> Stated task 1
Answer these questions about the paper on ordering memory accesses:
(a) What performance degradation does it report for random memory accesses compared with sequential ones?
(b) Which dynamically scheduled parallel application is used in the demonstration?
(c) Which of the three issues of parallelizing an application does the paper focus on?

# On Impact of Ordering Memory Accesses in Dynamically Scheduled Parallel Applications

Rakhi Hemani\*, Abhishek Swaroop Computer Science and Information Technology Jaypee Institute of Information Technology Noida, India <u>rakhi.hemani@jiit.ac.in</u>, <u>abhishek.swaroop@jiit.ac.in</u>

Abstract— Scheduling of parallel tasks is a complex problem as many computational resources are available. The scheduling decision is usually guided by cost models that typically take into account computation time and memory access times. These models do not try to schedule tasks on the basis of the actual memory accesses made by the tasks. It has been proved that sequential memory accesses are much more beneficial than random memory accesses. Thus it may be concluded that the scheduling decision should take into account the order of memory accesses made by different parallel tasks.

In this work we demonstrate the impact of ordering blocked memory accesses in a dynamically scheduled parallel application (7 point Stencil). We observe a performance degradation of 30%-50% incases of random memory accesses as compared to sequential memory access.

Keywords- Memory Accesses, Multi-core, Task scheduling;

## I. INTRODUCTION

Multi-core architectures have emerged as the technology for getting more performance [1] today. To benefit from this underlying architecture, user applications must execute in parallel and engage all available resources at all instants of time. Usually parallelizing of an application involves three distinct issues: - identification of parallelism,

\* Student Author

expression of parallelism and matching of parallelism to the available platform. In this paper we focus on the last aspect - "matching of parallelism to the available platform".

> Information shown
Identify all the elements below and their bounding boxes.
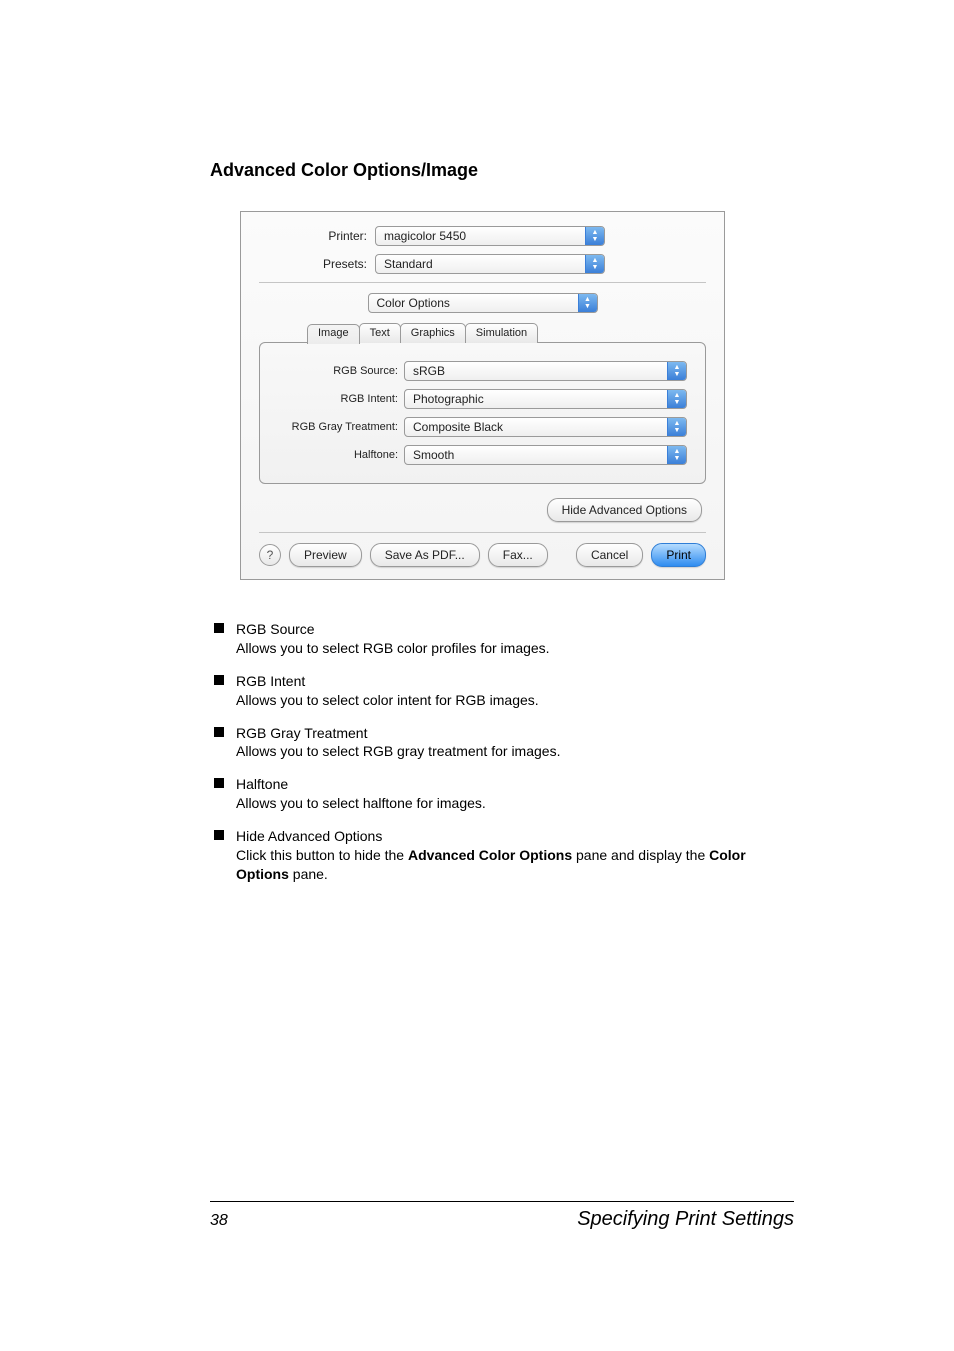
print-dialog: Printer: magicolor 5450 ▲▼ Presets: Stan… — [240, 211, 725, 580]
halftone-value: Smooth — [413, 448, 686, 462]
item-desc: Click this button to hide the Advanced C… — [236, 846, 794, 884]
footer-title: Specifying Print Settings — [577, 1208, 794, 1231]
save-as-pdf-button[interactable]: Save As PDF... — [370, 543, 480, 567]
pane-select[interactable]: Color Options ▲▼ — [368, 293, 598, 313]
print-button[interactable]: Print — [651, 543, 706, 567]
hide-advanced-button[interactable]: Hide Advanced Options — [547, 498, 702, 522]
tab-image[interactable]: Image — [307, 324, 360, 344]
separator — [259, 532, 706, 533]
list-item: Hide Advanced Options Click this button … — [210, 827, 794, 884]
printer-select[interactable]: magicolor 5450 ▲▼ — [375, 226, 605, 246]
presets-row: Presets: Standard ▲▼ — [259, 254, 706, 274]
halftone-select[interactable]: Smooth ▲▼ — [404, 445, 687, 465]
rgb-source-value: sRGB — [413, 364, 686, 378]
color-options-tabs: Image Text Graphics Simulation RGB Sourc… — [259, 323, 706, 484]
rgb-source-select[interactable]: sRGB ▲▼ — [404, 361, 687, 381]
item-title: RGB Source — [236, 620, 794, 639]
page-footer: 38 Specifying Print Settings — [210, 1201, 794, 1231]
stepper-arrows-icon: ▲▼ — [585, 255, 604, 273]
item-title: Halftone — [236, 775, 794, 794]
presets-label: Presets: — [259, 257, 375, 271]
list-item: RGB Gray Treatment Allows you to select … — [210, 724, 794, 762]
stepper-arrows-icon: ▲▼ — [667, 362, 686, 380]
item-title: RGB Intent — [236, 672, 794, 691]
pane-value: Color Options — [377, 296, 597, 310]
txt-bold: Advanced Color Options — [408, 847, 572, 863]
item-desc: Allows you to select RGB gray treatment … — [236, 742, 794, 761]
section-heading: Advanced Color Options/Image — [210, 160, 794, 181]
fax-button[interactable]: Fax... — [488, 543, 548, 567]
rgb-gray-select[interactable]: Composite Black ▲▼ — [404, 417, 687, 437]
page-number: 38 — [210, 1212, 228, 1230]
txt: Click this button to hide the — [236, 847, 408, 863]
stepper-arrows-icon: ▲▼ — [667, 418, 686, 436]
rgb-intent-value: Photographic — [413, 392, 686, 406]
rgb-gray-value: Composite Black — [413, 420, 686, 434]
item-title: Hide Advanced Options — [236, 827, 794, 846]
help-button[interactable]: ? — [259, 544, 281, 566]
rgb-intent-select[interactable]: Photographic ▲▼ — [404, 389, 687, 409]
item-desc: Allows you to select color intent for RG… — [236, 691, 794, 710]
tab-frame: RGB Source: sRGB ▲▼ RGB Intent: Photogra… — [259, 342, 706, 484]
rgb-gray-label: RGB Gray Treatment: — [278, 421, 404, 433]
separator — [259, 282, 706, 283]
preview-button[interactable]: Preview — [289, 543, 362, 567]
stepper-arrows-icon: ▲▼ — [667, 390, 686, 408]
stepper-arrows-icon: ▲▼ — [667, 446, 686, 464]
printer-value: magicolor 5450 — [384, 229, 604, 243]
list-item: RGB Intent Allows you to select color in… — [210, 672, 794, 710]
list-item: RGB Source Allows you to select RGB colo… — [210, 620, 794, 658]
printer-label: Printer: — [259, 229, 375, 243]
rgb-intent-label: RGB Intent: — [278, 393, 404, 405]
item-desc: Allows you to select halftone for images… — [236, 794, 794, 813]
tab-text[interactable]: Text — [359, 323, 401, 343]
txt: pane. — [289, 866, 328, 882]
stepper-arrows-icon: ▲▼ — [578, 294, 597, 312]
stepper-arrows-icon: ▲▼ — [585, 227, 604, 245]
rgb-source-label: RGB Source: — [278, 365, 404, 377]
presets-value: Standard — [384, 257, 604, 271]
halftone-label: Halftone: — [278, 449, 404, 461]
printer-row: Printer: magicolor 5450 ▲▼ — [259, 226, 706, 246]
item-title: RGB Gray Treatment — [236, 724, 794, 743]
cancel-button[interactable]: Cancel — [576, 543, 643, 567]
tab-simulation[interactable]: Simulation — [465, 323, 538, 343]
presets-select[interactable]: Standard ▲▼ — [375, 254, 605, 274]
list-item: Halftone Allows you to select halftone f… — [210, 775, 794, 813]
footer-rule — [210, 1201, 794, 1202]
tab-graphics[interactable]: Graphics — [400, 323, 466, 343]
item-desc: Allows you to select RGB color profiles … — [236, 639, 794, 658]
txt: pane and display the — [572, 847, 709, 863]
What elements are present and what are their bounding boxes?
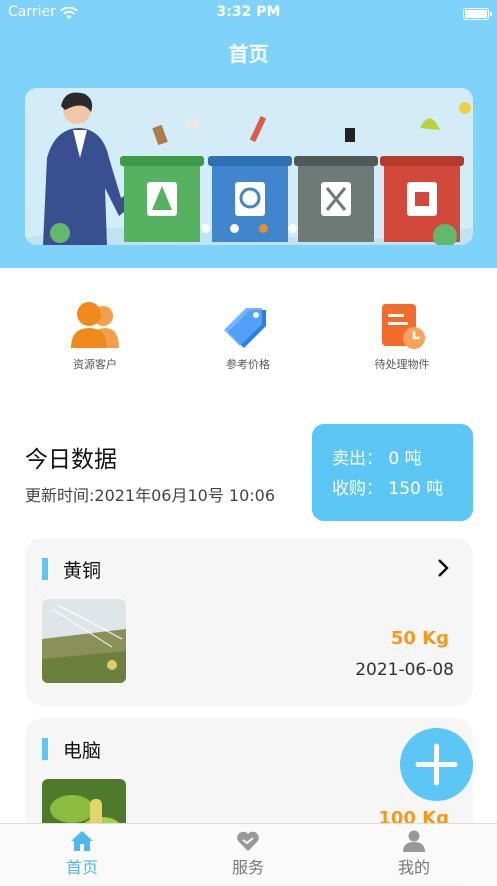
tab-label: 首页: [65, 858, 98, 877]
person-icon: [403, 830, 425, 852]
item-card[interactable]: 黄铜 50 Kg 2021-06-08: [25, 538, 473, 706]
sold-amount: 卖出： 0 吨: [332, 449, 422, 469]
bought-amount: 收购： 150 吨: [332, 479, 444, 499]
home-icon: [71, 831, 93, 851]
card-accent-bar: [42, 558, 48, 580]
customers-icon: [71, 302, 119, 348]
item-thumbnail: [42, 599, 126, 683]
tab-services[interactable]: 服务: [188, 830, 308, 878]
quick-actions: 资源客户 参考价格 待处理物件: [0, 300, 497, 390]
tab-label: 我的: [397, 858, 430, 877]
page-title: 首页: [228, 42, 269, 66]
carousel-dot-active[interactable]: [259, 224, 268, 233]
item-name: 黄铜: [63, 560, 102, 582]
chevron-right-icon[interactable]: [437, 558, 449, 578]
status-bar: Carrier 3:32 PM: [0, 4, 497, 24]
quick-action-label: 待处理物件: [374, 358, 430, 371]
trade-summary: 卖出： 0 吨 收购： 150 吨: [312, 424, 473, 521]
tab-label: 服务: [231, 858, 264, 877]
quick-action-pending[interactable]: 待处理物件: [342, 300, 462, 372]
price-tag-icon: [224, 308, 266, 348]
carousel-dot[interactable]: [288, 224, 297, 233]
carousel-indicator[interactable]: [25, 224, 473, 233]
tab-home[interactable]: 首页: [22, 830, 142, 878]
pending-items-icon: [382, 304, 425, 349]
tab-bar: 首页 服务 我的: [0, 823, 497, 884]
carousel-dot[interactable]: [201, 224, 210, 233]
banner-carousel[interactable]: [25, 88, 473, 245]
item-weight: 50 Kg: [390, 628, 449, 649]
quick-action-price[interactable]: 参考价格: [188, 300, 308, 372]
header: Carrier 3:32 PM 首页: [0, 0, 497, 268]
update-time: 更新时间:2021年06月10号 10:06: [25, 486, 276, 505]
carousel-dot[interactable]: [230, 224, 239, 233]
add-button[interactable]: [400, 728, 473, 801]
banner-image: [25, 88, 473, 245]
battery-icon: [463, 8, 492, 20]
heart-icon: [237, 831, 259, 851]
quick-action-label: 资源客户: [73, 358, 117, 371]
quick-action-label: 参考价格: [226, 358, 270, 371]
tab-mine[interactable]: 我的: [354, 830, 474, 878]
today-data-title: 今日数据: [25, 447, 117, 473]
item-name: 电脑: [63, 740, 102, 762]
plus-icon: [415, 743, 458, 786]
card-accent-bar: [42, 738, 48, 760]
status-time: 3:32 PM: [216, 4, 281, 20]
quick-action-customers[interactable]: 资源客户: [35, 300, 155, 372]
item-date: 2021-06-08: [355, 660, 454, 680]
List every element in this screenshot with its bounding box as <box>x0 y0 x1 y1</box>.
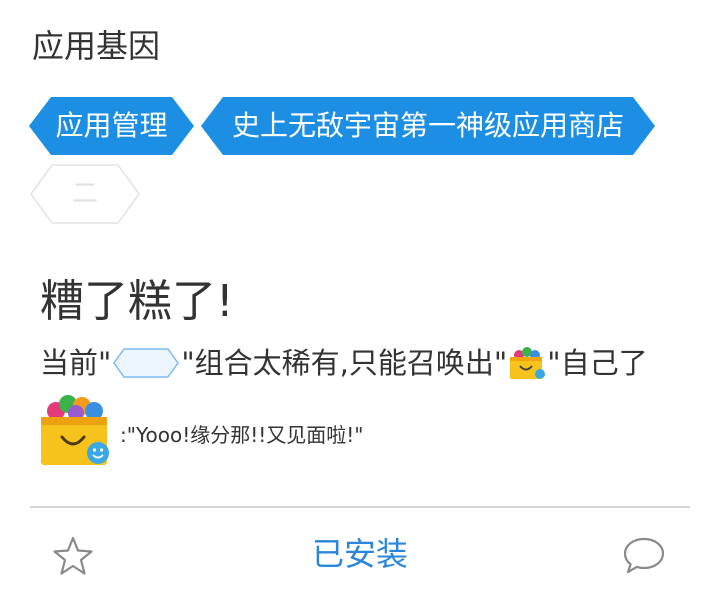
error-message-suffix: "自己了 <box>547 346 648 380</box>
app-store-logo-icon <box>38 393 112 467</box>
tag-empty-label: 二 <box>71 179 98 209</box>
favorite-button[interactable] <box>52 535 94 577</box>
installed-button[interactable]: 已安装 <box>260 528 460 580</box>
star-icon <box>53 536 93 575</box>
bottom-bar: 已安装 <box>0 508 719 598</box>
quote-row: :"Yooo!缘分那!!又见面啦!" <box>38 392 363 468</box>
error-title: 糟了糕了! <box>40 276 234 327</box>
comment-icon <box>623 537 665 574</box>
tag-empty-hex[interactable]: 二 <box>30 164 140 224</box>
empty-hex-icon <box>113 348 180 378</box>
error-message-mid: "组合太稀有,只能召唤出" <box>181 346 508 380</box>
error-message: 当前" "组合太稀有,只能召唤出" "自己了 <box>40 340 648 386</box>
gift-bag-icon <box>508 346 546 380</box>
comment-button[interactable] <box>622 535 666 577</box>
error-message-prefix: 当前" <box>40 346 112 380</box>
tag-app-management[interactable]: 应用管理 <box>29 97 194 155</box>
quote-text: :"Yooo!缘分那!!又见面啦!" <box>120 422 364 447</box>
page-title: 应用基因 <box>32 27 161 65</box>
tag-app-store[interactable]: 史上无敌宇宙第一神级应用商店 <box>201 97 655 155</box>
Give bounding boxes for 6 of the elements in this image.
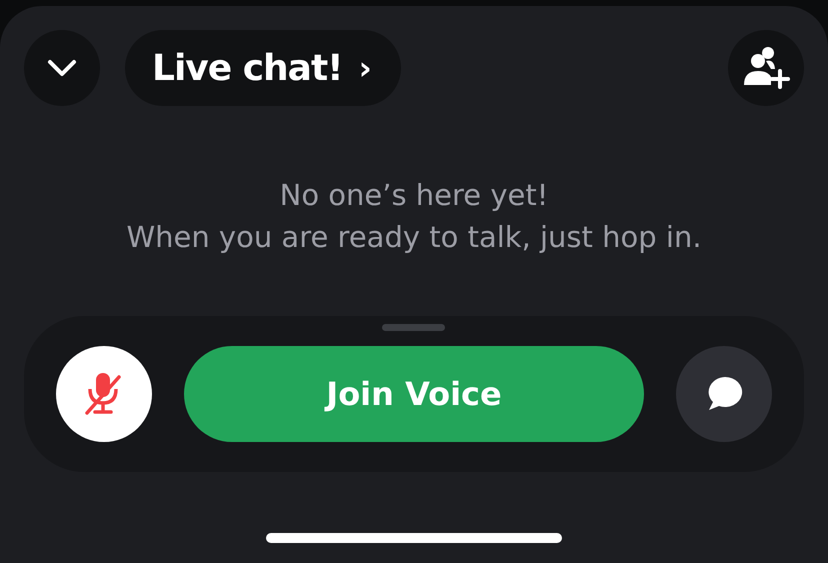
empty-state-text: No one’s here yet! xyxy=(280,178,548,212)
add-person-icon xyxy=(742,45,790,91)
drag-handle[interactable] xyxy=(382,324,445,331)
channel-title-button[interactable]: Live chat! › xyxy=(125,30,401,106)
chevron-down-icon xyxy=(47,59,77,77)
empty-state-text: When you are ready to talk, just hop in. xyxy=(126,220,702,254)
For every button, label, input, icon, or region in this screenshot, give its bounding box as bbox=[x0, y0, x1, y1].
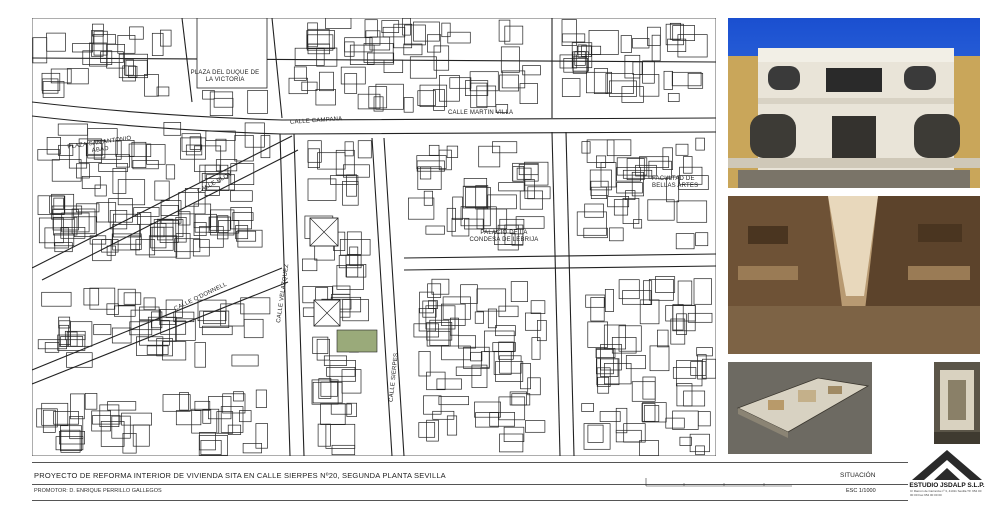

> Stated task 2
Copy out the lines of the listing from the line containing "346 648 380</box>" up to and including the line containing "empty-hex-icon <box>113 348 180 378</box>".

> Expected output 1
(a) A degradation of 30%-50%.
(b) A 7 point Stencil.
(c) Matching of parallelism to the available platform.

> Expected output 2
error-message-suffix: "自己了 <box>547 346 648 380</box>
app-store-logo-icon <box>38 393 112 467</box>
tag-empty-label: 二 <box>71 179 98 209</box>
favorite-button[interactable] <box>52 535 94 577</box>
installed-button[interactable]: 已安装 <box>260 528 460 580</box>
star-icon <box>53 536 93 575</box>
bottom-bar: 已安装 <box>0 508 719 598</box>
quote-row: :"Yooo!缘分那!!又见面啦!" <box>38 392 363 468</box>
error-title: 糟了糕了! <box>40 276 234 327</box>
comment-icon <box>623 537 665 574</box>
tag-empty-hex[interactable]: 二 <box>30 164 140 224</box>
empty-hex-icon <box>113 348 180 378</box>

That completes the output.